Copy out all the entries exactly.
•••
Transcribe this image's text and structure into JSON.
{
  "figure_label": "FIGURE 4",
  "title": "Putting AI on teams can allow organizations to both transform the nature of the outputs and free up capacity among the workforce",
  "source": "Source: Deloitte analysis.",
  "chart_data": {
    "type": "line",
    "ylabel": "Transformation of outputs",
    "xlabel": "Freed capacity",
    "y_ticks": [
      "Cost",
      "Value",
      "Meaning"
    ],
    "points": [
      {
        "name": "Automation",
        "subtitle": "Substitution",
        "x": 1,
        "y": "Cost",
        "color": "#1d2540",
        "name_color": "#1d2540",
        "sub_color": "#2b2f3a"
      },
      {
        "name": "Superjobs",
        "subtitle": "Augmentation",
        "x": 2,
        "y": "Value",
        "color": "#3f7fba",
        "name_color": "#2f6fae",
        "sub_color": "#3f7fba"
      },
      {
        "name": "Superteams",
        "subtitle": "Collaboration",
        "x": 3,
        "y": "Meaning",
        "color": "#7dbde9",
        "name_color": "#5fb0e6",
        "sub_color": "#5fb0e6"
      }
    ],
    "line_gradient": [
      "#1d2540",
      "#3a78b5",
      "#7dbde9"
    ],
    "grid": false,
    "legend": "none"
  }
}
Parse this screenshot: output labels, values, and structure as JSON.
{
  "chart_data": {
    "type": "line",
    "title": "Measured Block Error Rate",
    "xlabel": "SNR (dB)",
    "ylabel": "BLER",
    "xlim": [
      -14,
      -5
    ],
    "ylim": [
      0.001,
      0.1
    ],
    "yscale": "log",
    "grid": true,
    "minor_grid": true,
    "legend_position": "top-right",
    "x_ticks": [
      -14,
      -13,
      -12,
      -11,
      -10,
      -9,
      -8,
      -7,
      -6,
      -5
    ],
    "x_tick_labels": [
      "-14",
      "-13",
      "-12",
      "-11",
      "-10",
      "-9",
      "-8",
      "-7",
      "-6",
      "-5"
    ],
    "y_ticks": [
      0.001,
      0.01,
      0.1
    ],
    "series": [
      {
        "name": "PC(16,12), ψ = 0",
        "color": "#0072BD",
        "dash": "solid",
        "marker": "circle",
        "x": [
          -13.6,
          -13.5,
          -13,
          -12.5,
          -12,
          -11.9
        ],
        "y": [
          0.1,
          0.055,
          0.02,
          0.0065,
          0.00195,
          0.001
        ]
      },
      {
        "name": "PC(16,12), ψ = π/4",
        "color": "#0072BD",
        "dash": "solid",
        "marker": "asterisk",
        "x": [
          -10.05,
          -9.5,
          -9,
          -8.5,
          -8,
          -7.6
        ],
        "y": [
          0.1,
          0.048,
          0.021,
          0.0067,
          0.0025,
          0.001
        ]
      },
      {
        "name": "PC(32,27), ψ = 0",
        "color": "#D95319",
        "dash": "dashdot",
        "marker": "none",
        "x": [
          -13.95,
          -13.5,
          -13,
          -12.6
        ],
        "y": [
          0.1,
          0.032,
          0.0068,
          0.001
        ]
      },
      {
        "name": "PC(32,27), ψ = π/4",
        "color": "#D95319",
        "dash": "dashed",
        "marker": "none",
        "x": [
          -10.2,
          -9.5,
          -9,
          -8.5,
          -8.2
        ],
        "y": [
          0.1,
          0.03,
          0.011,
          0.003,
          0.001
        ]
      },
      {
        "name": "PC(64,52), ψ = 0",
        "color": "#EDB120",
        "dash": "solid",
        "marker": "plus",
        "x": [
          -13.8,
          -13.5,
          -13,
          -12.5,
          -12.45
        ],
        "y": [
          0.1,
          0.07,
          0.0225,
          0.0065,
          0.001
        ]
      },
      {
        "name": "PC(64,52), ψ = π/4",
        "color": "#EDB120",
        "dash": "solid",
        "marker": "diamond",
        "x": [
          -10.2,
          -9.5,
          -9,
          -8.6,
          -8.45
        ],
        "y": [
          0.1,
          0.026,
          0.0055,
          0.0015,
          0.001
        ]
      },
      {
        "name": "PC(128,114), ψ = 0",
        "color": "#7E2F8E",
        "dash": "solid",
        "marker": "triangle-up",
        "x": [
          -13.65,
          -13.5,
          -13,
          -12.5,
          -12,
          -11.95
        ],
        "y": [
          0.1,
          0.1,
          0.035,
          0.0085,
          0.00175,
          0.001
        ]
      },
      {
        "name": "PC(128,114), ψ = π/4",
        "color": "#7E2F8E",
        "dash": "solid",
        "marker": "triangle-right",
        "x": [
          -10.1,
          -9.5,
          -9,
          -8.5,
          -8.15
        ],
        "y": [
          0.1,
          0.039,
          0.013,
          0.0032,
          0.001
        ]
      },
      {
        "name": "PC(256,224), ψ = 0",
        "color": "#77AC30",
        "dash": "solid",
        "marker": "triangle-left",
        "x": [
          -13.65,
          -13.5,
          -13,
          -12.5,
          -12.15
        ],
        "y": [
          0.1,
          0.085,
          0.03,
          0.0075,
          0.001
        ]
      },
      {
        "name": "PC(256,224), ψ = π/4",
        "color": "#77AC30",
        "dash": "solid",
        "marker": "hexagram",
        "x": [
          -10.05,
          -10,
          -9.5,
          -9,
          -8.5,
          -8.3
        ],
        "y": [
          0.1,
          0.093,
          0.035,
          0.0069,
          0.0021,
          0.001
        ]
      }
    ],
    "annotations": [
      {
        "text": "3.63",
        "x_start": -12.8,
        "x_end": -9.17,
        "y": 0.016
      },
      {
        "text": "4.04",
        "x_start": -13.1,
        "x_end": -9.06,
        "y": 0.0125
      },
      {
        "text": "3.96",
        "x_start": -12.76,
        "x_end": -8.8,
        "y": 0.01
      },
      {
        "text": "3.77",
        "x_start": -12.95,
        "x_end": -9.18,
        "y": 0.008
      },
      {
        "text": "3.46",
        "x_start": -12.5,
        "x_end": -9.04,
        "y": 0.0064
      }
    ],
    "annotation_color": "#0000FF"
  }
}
•••
Full output:
Transcribe this image's text and structure into JSON.
{
  "figure_label": "FIGURE 4",
  "title": "Putting AI on teams can allow organizations to both transform the nature of the outputs and free up capacity among the workforce",
  "source": "Source: Deloitte analysis.",
  "chart_data": {
    "type": "line",
    "ylabel": "Transformation of outputs",
    "xlabel": "Freed capacity",
    "y_ticks": [
      "Cost",
      "Value",
      "Meaning"
    ],
    "points": [
      {
        "name": "Automation",
        "subtitle": "Substitution",
        "x": 1,
        "y": "Cost",
        "color": "#1d2540",
        "name_color": "#1d2540",
        "sub_color": "#2b2f3a"
      },
      {
        "name": "Superjobs",
        "subtitle": "Augmentation",
        "x": 2,
        "y": "Value",
        "color": "#3f7fba",
        "name_color": "#2f6fae",
        "sub_color": "#3f7fba"
      },
      {
        "name": "Superteams",
        "subtitle": "Collaboration",
        "x": 3,
        "y": "Meaning",
        "color": "#7dbde9",
        "name_color": "#5fb0e6",
        "sub_color": "#5fb0e6"
      }
    ],
    "line_gradient": [
      "#1d2540",
      "#3a78b5",
      "#7dbde9"
    ],
    "grid": false,
    "legend": "none"
  }
}
Parse this screenshot: output labels, values, and structure as JSON.
{
  "chart_data": {
    "type": "line",
    "title": "Measured Block Error Rate",
    "xlabel": "SNR (dB)",
    "ylabel": "BLER",
    "xlim": [
      -14,
      -5
    ],
    "ylim": [
      0.001,
      0.1
    ],
    "yscale": "log",
    "grid": true,
    "minor_grid": true,
    "legend_position": "top-right",
    "x_ticks": [
      -14,
      -13,
      -12,
      -11,
      -10,
      -9,
      -8,
      -7,
      -6,
      -5
    ],
    "x_tick_labels": [
      "-14",
      "-13",
      "-12",
      "-11",
      "-10",
      "-9",
      "-8",
      "-7",
      "-6",
      "-5"
    ],
    "y_ticks": [
      0.001,
      0.01,
      0.1
    ],
    "series": [
      {
        "name": "PC(16,12), ψ = 0",
        "color": "#0072BD",
        "dash": "solid",
        "marker": "circle",
        "x": [
          -13.6,
          -13.5,
          -13,
          -12.5,
          -12,
          -11.9
        ],
        "y": [
          0.1,
          0.055,
          0.02,
          0.0065,
          0.00195,
          0.001
        ]
      },
      {
        "name": "PC(16,12), ψ = π/4",
        "color": "#0072BD",
        "dash": "solid",
        "marker": "asterisk",
        "x": [
          -10.05,
          -9.5,
          -9,
          -8.5,
          -8,
          -7.6
        ],
        "y": [
          0.1,
          0.048,
          0.021,
          0.0067,
          0.0025,
          0.001
        ]
      },
      {
        "name": "PC(32,27), ψ = 0",
        "color": "#D95319",
        "dash": "dashdot",
        "marker": "none",
        "x": [
          -13.95,
          -13.5,
          -13,
          -12.6
        ],
        "y": [
          0.1,
          0.032,
          0.0068,
          0.001
        ]
      },
      {
        "name": "PC(32,27), ψ = π/4",
        "color": "#D95319",
        "dash": "dashed",
        "marker": "none",
        "x": [
          -10.2,
          -9.5,
          -9,
          -8.5,
          -8.2
        ],
        "y": [
          0.1,
          0.03,
          0.011,
          0.003,
          0.001
        ]
      },
      {
        "name": "PC(64,52), ψ = 0",
        "color": "#EDB120",
        "dash": "solid",
        "marker": "plus",
        "x": [
          -13.8,
          -13.5,
          -13,
          -12.5,
          -12.45
        ],
        "y": [
          0.1,
          0.07,
          0.0225,
          0.0065,
          0.001
        ]
      },
      {
        "name": "PC(64,52), ψ = π/4",
        "color": "#EDB120",
        "dash": "solid",
        "marker": "diamond",
        "x": [
          -10.2,
          -9.5,
          -9,
          -8.6,
          -8.45
        ],
        "y": [
          0.1,
          0.026,
          0.0055,
          0.0015,
          0.001
        ]
      },
      {
        "name": "PC(128,114), ψ = 0",
        "color": "#7E2F8E",
        "dash": "solid",
        "marker": "triangle-up",
        "x": [
          -13.65,
          -13.5,
          -13,
          -12.5,
          -12,
          -11.95
        ],
        "y": [
          0.1,
          0.1,
          0.035,
          0.0085,
          0.00175,
          0.001
        ]
      },
      {
        "name": "PC(128,114), ψ = π/4",
        "color": "#7E2F8E",
        "dash": "solid",
        "marker": "triangle-right",
        "x": [
          -10.1,
          -9.5,
          -9,
          -8.5,
          -8.15
        ],
        "y": [
          0.1,
          0.039,
          0.013,
          0.0032,
          0.001
        ]
      },
      {
        "name": "PC(256,224), ψ = 0",
        "color": "#77AC30",
        "dash": "solid",
        "marker": "triangle-left",
        "x": [
          -13.65,
          -13.5,
          -13,
          -12.5,
          -12.15
        ],
        "y": [
          0.1,
          0.085,
          0.03,
          0.0075,
          0.001
        ]
      },
      {
        "name": "PC(256,224), ψ = π/4",
        "color": "#77AC30",
        "dash": "solid",
        "marker": "hexagram",
        "x": [
          -10.05,
          -10,
          -9.5,
          -9,
          -8.5,
          -8.3
        ],
        "y": [
          0.1,
          0.093,
          0.035,
          0.0069,
          0.0021,
          0.001
        ]
      }
    ],
    "annotations": [
      {
        "text": "3.63",
        "x_start": -12.8,
        "x_end": -9.17,
        "y": 0.016
      },
      {
        "text": "4.04",
        "x_start": -13.1,
        "x_end": -9.06,
        "y": 0.0125
      },
      {
        "text": "3.96",
        "x_start": -12.76,
        "x_end": -8.8,
        "y": 0.01
      },
      {
        "text": "3.77",
        "x_start": -12.95,
        "x_end": -9.18,
        "y": 0.008
      },
      {
        "text": "3.46",
        "x_start": -12.5,
        "x_end": -9.04,
        "y": 0.0064
      }
    ],
    "annotation_color": "#0000FF"
  }
}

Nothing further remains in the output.